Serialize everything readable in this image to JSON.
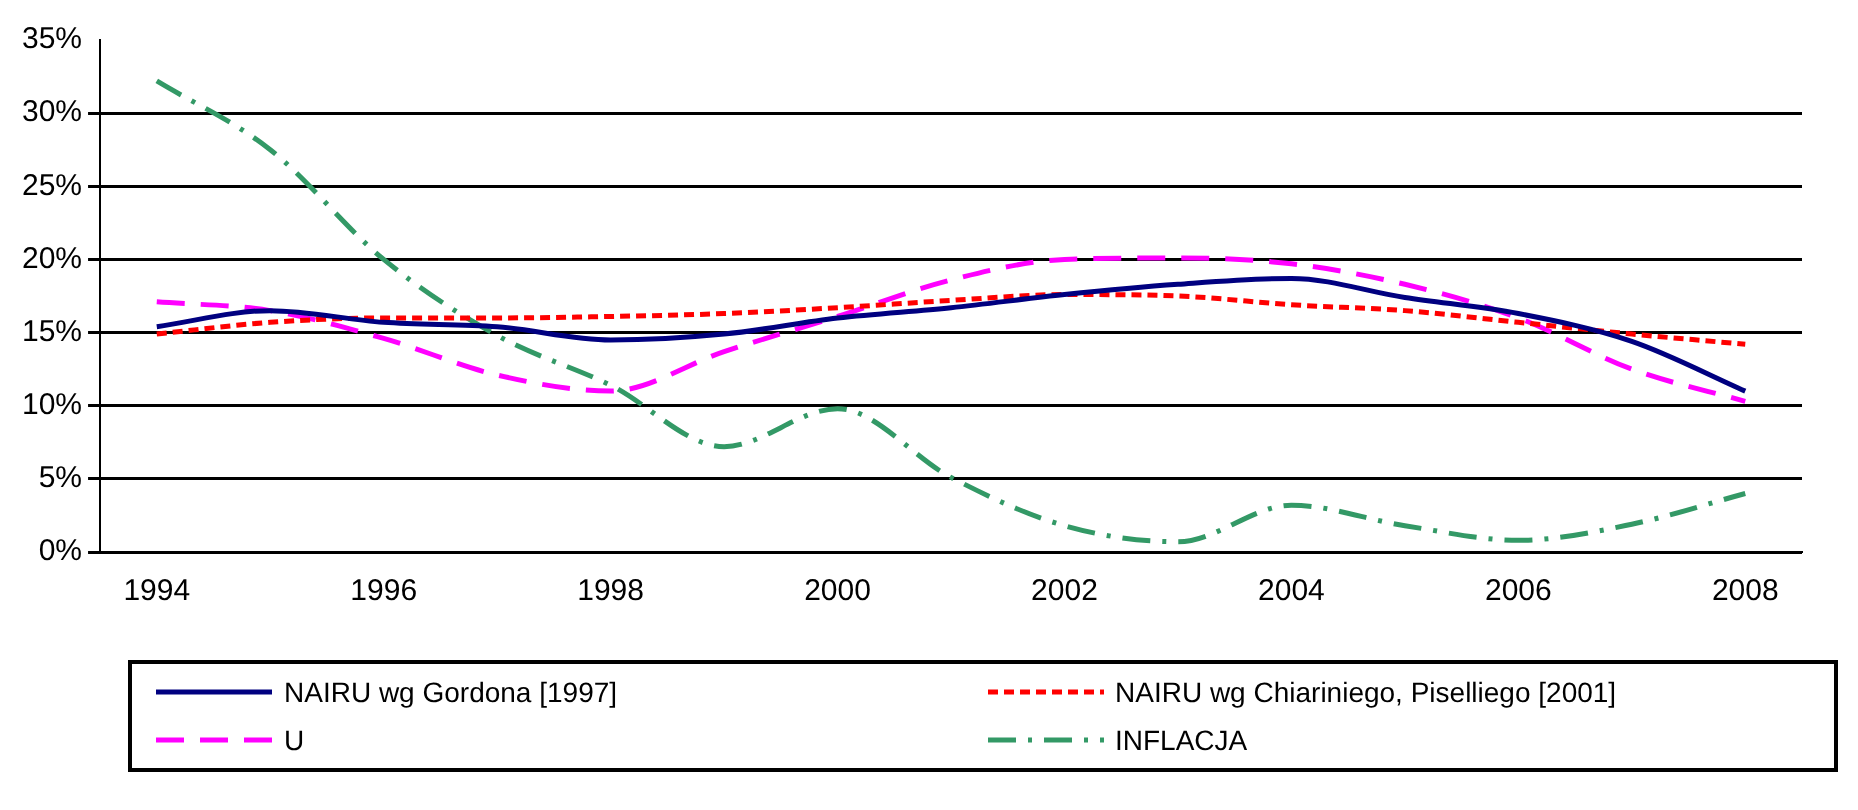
{
  "chart_data": {
    "type": "line",
    "categories": [
      "1994",
      null,
      "1996",
      null,
      "1998",
      null,
      "2000",
      null,
      "2002",
      null,
      "2004",
      null,
      "2006",
      null,
      "2008"
    ],
    "ylim": [
      0,
      35
    ],
    "yticks": [
      {
        "value": 0,
        "label": "0%"
      },
      {
        "value": 5,
        "label": "5%"
      },
      {
        "value": 10,
        "label": "10%"
      },
      {
        "value": 15,
        "label": "15%"
      },
      {
        "value": 20,
        "label": "20%"
      },
      {
        "value": 25,
        "label": "25%"
      },
      {
        "value": 30,
        "label": "30%"
      },
      {
        "value": 35,
        "label": "35%"
      }
    ],
    "grid": "y",
    "legend": "bottom",
    "marker": "none",
    "series": [
      {
        "name": "NAIRU wg Gordona [1997]",
        "color": "#000080",
        "line_style": "solid",
        "values": [
          15.4,
          16.5,
          15.7,
          15.4,
          14.5,
          14.9,
          16,
          16.7,
          17.6,
          18.3,
          18.7,
          17.4,
          16.3,
          14.4,
          11
        ]
      },
      {
        "name": "NAIRU wg Chiariniego, Piselliego [2001]",
        "color": "#ff0000",
        "line_style": "dotted",
        "values": [
          14.9,
          15.7,
          16,
          16,
          16.1,
          16.3,
          16.7,
          17.2,
          17.6,
          17.5,
          16.9,
          16.5,
          15.7,
          14.9,
          14.2
        ]
      },
      {
        "name": "U",
        "color": "#ff00ff",
        "line_style": "dashed",
        "values": [
          17.1,
          16.5,
          14.6,
          12.1,
          11,
          13.7,
          16.1,
          18.6,
          20,
          20.1,
          19.7,
          18.3,
          16,
          12.5,
          10.3
        ]
      },
      {
        "name": "INFLACJA",
        "color": "#339966",
        "line_style": "dashdot",
        "values": [
          32.2,
          27.5,
          20,
          14.8,
          11.4,
          7.2,
          9.8,
          5.1,
          1.8,
          0.7,
          3.2,
          1.8,
          0.8,
          1.9,
          4
        ]
      }
    ]
  }
}
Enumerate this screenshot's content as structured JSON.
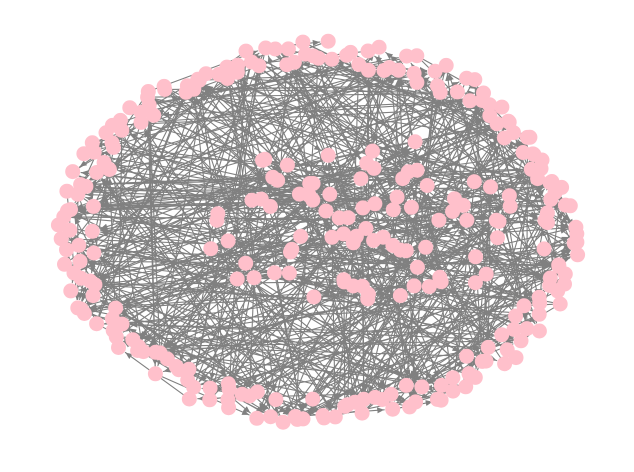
{
  "graph": {
    "type": "directed-network",
    "node_count": 300,
    "edge_count": 650,
    "seed": 7,
    "node_color": "#ffc0cb",
    "edge_color": "#808080",
    "background": "#ffffff",
    "arrowheads": true,
    "layout_style": "elliptical-ring-with-dense-core"
  }
}
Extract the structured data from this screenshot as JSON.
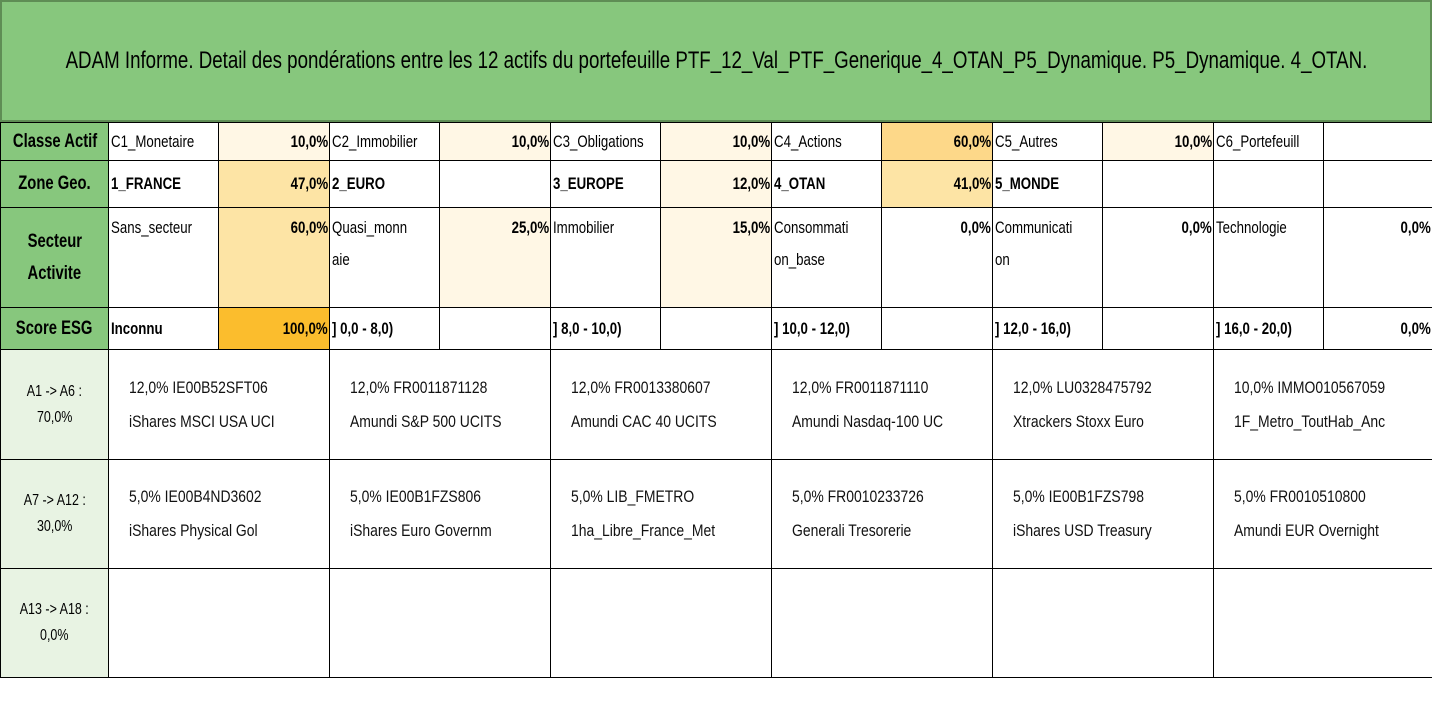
{
  "title": "ADAM Informe. Detail des pondérations entre les 12 actifs du portefeuille PTF_12_Val_PTF_Generique_4_OTAN_P5_Dynamique. P5_Dynamique. 4_OTAN.",
  "rows": {
    "classe": {
      "header": "Classe Actif",
      "cells": [
        {
          "label": "C1_Monetaire",
          "pct": "10,0%"
        },
        {
          "label": "C2_Immobilier",
          "pct": "10,0%"
        },
        {
          "label": "C3_Obligations",
          "pct": "10,0%"
        },
        {
          "label": "C4_Actions",
          "pct": "60,0%"
        },
        {
          "label": "C5_Autres",
          "pct": "10,0%"
        },
        {
          "label": "C6_Portefeuill",
          "pct": ""
        }
      ]
    },
    "zone": {
      "header": "Zone Geo.",
      "cells": [
        {
          "label": "1_FRANCE",
          "pct": "47,0%"
        },
        {
          "label": "2_EURO",
          "pct": ""
        },
        {
          "label": "3_EUROPE",
          "pct": "12,0%"
        },
        {
          "label": "4_OTAN",
          "pct": "41,0%"
        },
        {
          "label": "5_MONDE",
          "pct": ""
        },
        {
          "label": "",
          "pct": ""
        }
      ]
    },
    "secteur": {
      "header_1": "Secteur",
      "header_2": "Activite",
      "cells": [
        {
          "label_1": "Sans_secteur",
          "label_2": "",
          "pct": "60,0%"
        },
        {
          "label_1": "Quasi_monn",
          "label_2": "aie",
          "pct": "25,0%"
        },
        {
          "label_1": "Immobilier",
          "label_2": "",
          "pct": "15,0%"
        },
        {
          "label_1": "Consommati",
          "label_2": "on_base",
          "pct": "0,0%"
        },
        {
          "label_1": "Communicati",
          "label_2": "on",
          "pct": "0,0%"
        },
        {
          "label_1": "Technologie",
          "label_2": "",
          "pct": "0,0%"
        }
      ]
    },
    "esg": {
      "header": "Score ESG",
      "cells": [
        {
          "label": "Inconnu",
          "pct": "100,0%"
        },
        {
          "label": "] 0,0 - 8,0)",
          "pct": ""
        },
        {
          "label": "] 8,0 - 10,0)",
          "pct": ""
        },
        {
          "label": "] 10,0 - 12,0)",
          "pct": ""
        },
        {
          "label": "] 12,0 - 16,0)",
          "pct": ""
        },
        {
          "label": "] 16,0 - 20,0)",
          "pct": "0,0%"
        }
      ]
    }
  },
  "groups": [
    {
      "label_1": "A1 -> A6 :",
      "label_2": "70,0%",
      "assets": [
        {
          "line1": "12,0% IE00B52SFT06",
          "line2": "iShares MSCI USA UCI"
        },
        {
          "line1": "12,0% FR0011871128",
          "line2": "Amundi S&P 500 UCITS"
        },
        {
          "line1": "12,0% FR0013380607",
          "line2": "Amundi CAC 40 UCITS"
        },
        {
          "line1": "12,0% FR0011871110",
          "line2": "Amundi Nasdaq-100 UC"
        },
        {
          "line1": "12,0% LU0328475792",
          "line2": "Xtrackers Stoxx Euro"
        },
        {
          "line1": "10,0% IMMO010567059",
          "line2": "1F_Metro_ToutHab_Anc"
        }
      ]
    },
    {
      "label_1": "A7 -> A12 :",
      "label_2": "30,0%",
      "assets": [
        {
          "line1": "5,0% IE00B4ND3602",
          "line2": "iShares Physical Gol"
        },
        {
          "line1": "5,0% IE00B1FZS806",
          "line2": "iShares Euro Governm"
        },
        {
          "line1": "5,0% LIB_FMETRO",
          "line2": "1ha_Libre_France_Met"
        },
        {
          "line1": "5,0% FR0010233726",
          "line2": "Generali Tresorerie"
        },
        {
          "line1": "5,0% IE00B1FZS798",
          "line2": "iShares USD Treasury"
        },
        {
          "line1": "5,0% FR0010510800",
          "line2": "Amundi EUR Overnight"
        }
      ]
    },
    {
      "label_1": "A13 -> A18 :",
      "label_2": "0,0%",
      "assets": [
        {
          "line1": "",
          "line2": ""
        },
        {
          "line1": "",
          "line2": ""
        },
        {
          "line1": "",
          "line2": ""
        },
        {
          "line1": "",
          "line2": ""
        },
        {
          "line1": "",
          "line2": ""
        },
        {
          "line1": "",
          "line2": ""
        }
      ]
    }
  ],
  "colors": {
    "header_green": "#87c77d",
    "side_green": "#e8f3e3",
    "weight_low": "#fff7e5",
    "weight_mid": "#fde4a5",
    "weight_high": "#fcc34d",
    "weight_max": "#fbbd2d"
  }
}
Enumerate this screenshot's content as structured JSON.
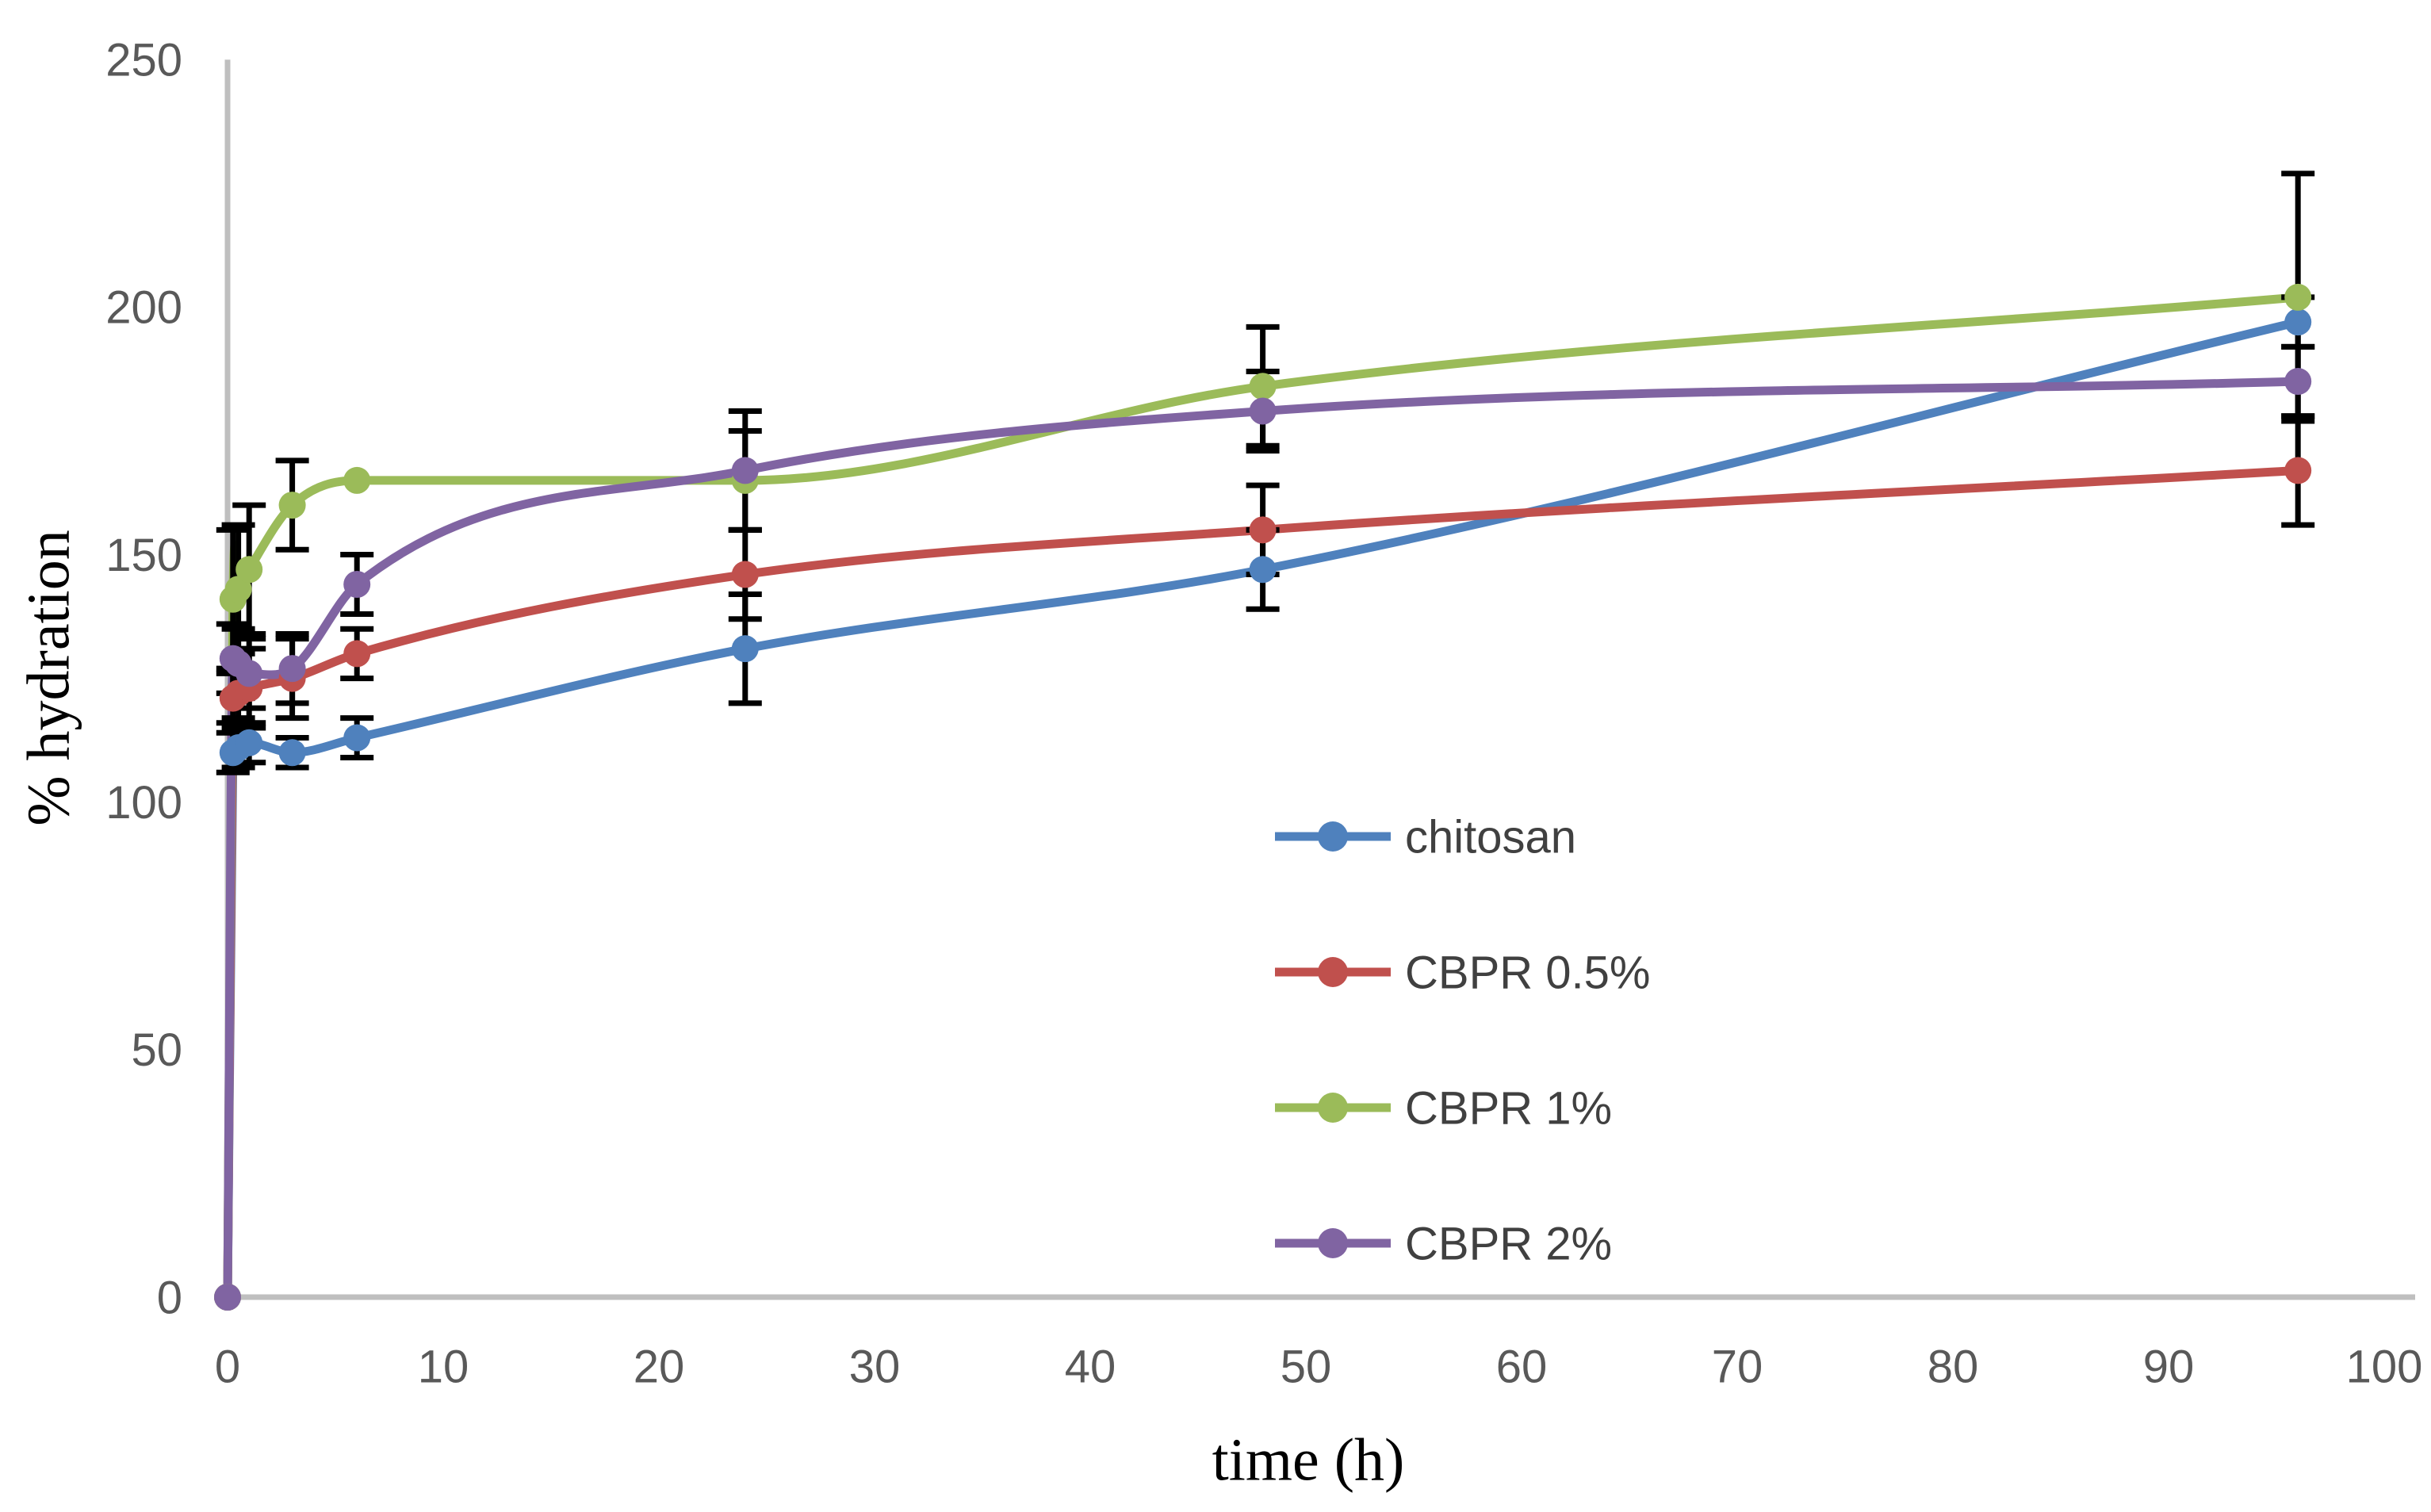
{
  "chart_data": {
    "type": "line",
    "title": "",
    "xlabel": "time (h)",
    "ylabel": "% hydration",
    "x_ticks": [
      0,
      10,
      20,
      30,
      40,
      50,
      60,
      70,
      80,
      90,
      100
    ],
    "y_ticks": [
      0,
      50,
      100,
      150,
      200,
      250
    ],
    "xlim": [
      0,
      101
    ],
    "ylim": [
      0,
      250
    ],
    "grid": "off",
    "legend_position": "center-right",
    "x": [
      0,
      0.25,
      0.5,
      1,
      3,
      6,
      24,
      48,
      96
    ],
    "series": [
      {
        "name": "chitosan",
        "color": "#4F81BD",
        "values": [
          0,
          110,
          111,
          112,
          110,
          113,
          131,
          147,
          197
        ],
        "errors": [
          0,
          4,
          4,
          4,
          3,
          4,
          11,
          8,
          5
        ]
      },
      {
        "name": "CBPR 0.5%",
        "color": "#C0504D",
        "values": [
          0,
          121,
          122,
          123,
          125,
          130,
          146,
          155,
          167
        ],
        "errors": [
          0,
          5,
          5,
          8,
          8,
          5,
          9,
          9,
          11
        ]
      },
      {
        "name": "CBPR 1%",
        "color": "#9BBB59",
        "values": [
          0,
          141,
          143,
          147,
          160,
          165,
          165,
          184,
          202
        ],
        "errors": [
          0,
          14,
          13,
          13,
          9,
          0,
          10,
          12,
          25
        ]
      },
      {
        "name": "CBPR 2%",
        "color": "#8064A2",
        "values": [
          0,
          129,
          128,
          126,
          127,
          144,
          167,
          179,
          185
        ],
        "errors": [
          0,
          7,
          7,
          7,
          7,
          6,
          12,
          8,
          7
        ]
      }
    ],
    "style": {
      "axis_color": "#BFBFBF",
      "tick_label_color": "#595959",
      "legend_text_color": "#404040",
      "error_bar_color": "#000000"
    }
  }
}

....................

§ **Task goal**
Return the lines of the records that include the string "title".

§ **Task response**
  "title": "ADAM Informe. Detail des pondérations entre les 12 actifs du portefeuille PTF_12_Val_PTF_Generique_4_OTAN_P5_Dynamique. P5_Dynamique. 4_OTAN.",
    "title": "",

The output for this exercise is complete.